### [Exercise instructions]
Arrange every line of the records below as a numbered list, skipping blank lines and omitting the pictures.

[Dataset entries]

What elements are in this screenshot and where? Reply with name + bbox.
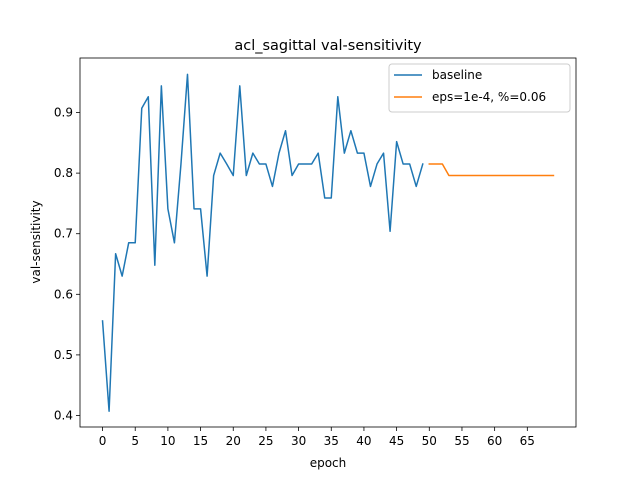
chart-title: acl_sagittal val-sensitivity: [234, 38, 422, 54]
x-tick-label: 55: [454, 434, 469, 448]
legend-label: eps=1e-4, %=0.06: [432, 90, 546, 104]
legend-box: [388, 63, 571, 113]
plot-area-frame: [79, 57, 577, 428]
x-tick-label: 5: [131, 434, 139, 448]
x-tick-label: 30: [291, 434, 306, 448]
x-tick-label: 20: [226, 434, 241, 448]
x-tick-label: 15: [193, 434, 208, 448]
x-tick-label: 0: [99, 434, 107, 448]
legend-label: baseline: [432, 68, 482, 82]
series-line-1: [428, 163, 555, 177]
y-tick-label: 0.6: [54, 287, 73, 301]
x-tick-label: 65: [520, 434, 535, 448]
x-tick-label: 35: [324, 434, 339, 448]
y-tick-label: 0.7: [54, 227, 73, 241]
y-tick-label: 0.8: [54, 166, 73, 180]
x-tick-label: 10: [160, 434, 175, 448]
y-tick-label: 0.9: [54, 106, 73, 120]
x-tick-label: 40: [356, 434, 371, 448]
y-axis-label: val-sensitivity: [29, 200, 43, 283]
y-tick-label: 0.5: [54, 348, 73, 362]
series-line-0: [101, 73, 424, 412]
x-tick-label: 60: [487, 434, 502, 448]
x-tick-label: 50: [422, 434, 437, 448]
x-tick-label: 45: [389, 434, 404, 448]
legend: baseline eps=1e-4, %=0.06: [388, 63, 571, 113]
y-tick-label: 0.4: [54, 408, 73, 422]
x-tick-label: 25: [258, 434, 273, 448]
x-axis-label: epoch: [310, 456, 347, 470]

### [Result for this exercise]
1. What elements are in this screenshot and where? Reply with name + bbox.
2. chart-title: acl_sagittal val-sensitivity: [234, 38, 422, 54]
3. x-tick-label: 55: [454, 434, 469, 448]
4. legend-label: eps=1e-4, %=0.06: [432, 90, 546, 104]
5. legend-box: [388, 63, 571, 113]
6. plot-area-frame: [79, 57, 577, 428]
7. x-tick-label: 5: [131, 434, 139, 448]
8. x-tick-label: 30: [291, 434, 306, 448]
9. x-tick-label: 20: [226, 434, 241, 448]
10. x-tick-label: 15: [193, 434, 208, 448]
11. x-tick-label: 0: [99, 434, 107, 448]
12. legend-label: baseline: [432, 68, 482, 82]
13. series-line-1: [428, 163, 555, 177]
14. y-tick-label: 0.6: [54, 287, 73, 301]
15. x-tick-label: 65: [520, 434, 535, 448]
16. x-tick-label: 35: [324, 434, 339, 448]
17. y-tick-label: 0.7: [54, 227, 73, 241]
18. y-tick-label: 0.8: [54, 166, 73, 180]
19. x-tick-label: 10: [160, 434, 175, 448]
20. y-tick-label: 0.9: [54, 106, 73, 120]
21. x-tick-label: 40: [356, 434, 371, 448]
22. y-axis-label: val-sensitivity: [29, 200, 43, 283]
23. y-tick-label: 0.5: [54, 348, 73, 362]
24. series-line-0: [101, 73, 424, 412]
25. x-tick-label: 60: [487, 434, 502, 448]
26. x-tick-label: 50: [422, 434, 437, 448]
27. x-tick-label: 45: [389, 434, 404, 448]
28. legend: baseline eps=1e-4, %=0.06: [388, 63, 571, 113]
29. y-tick-label: 0.4: [54, 408, 73, 422]
30. x-tick-label: 25: [258, 434, 273, 448]
31. x-axis-label: epoch: [310, 456, 347, 470]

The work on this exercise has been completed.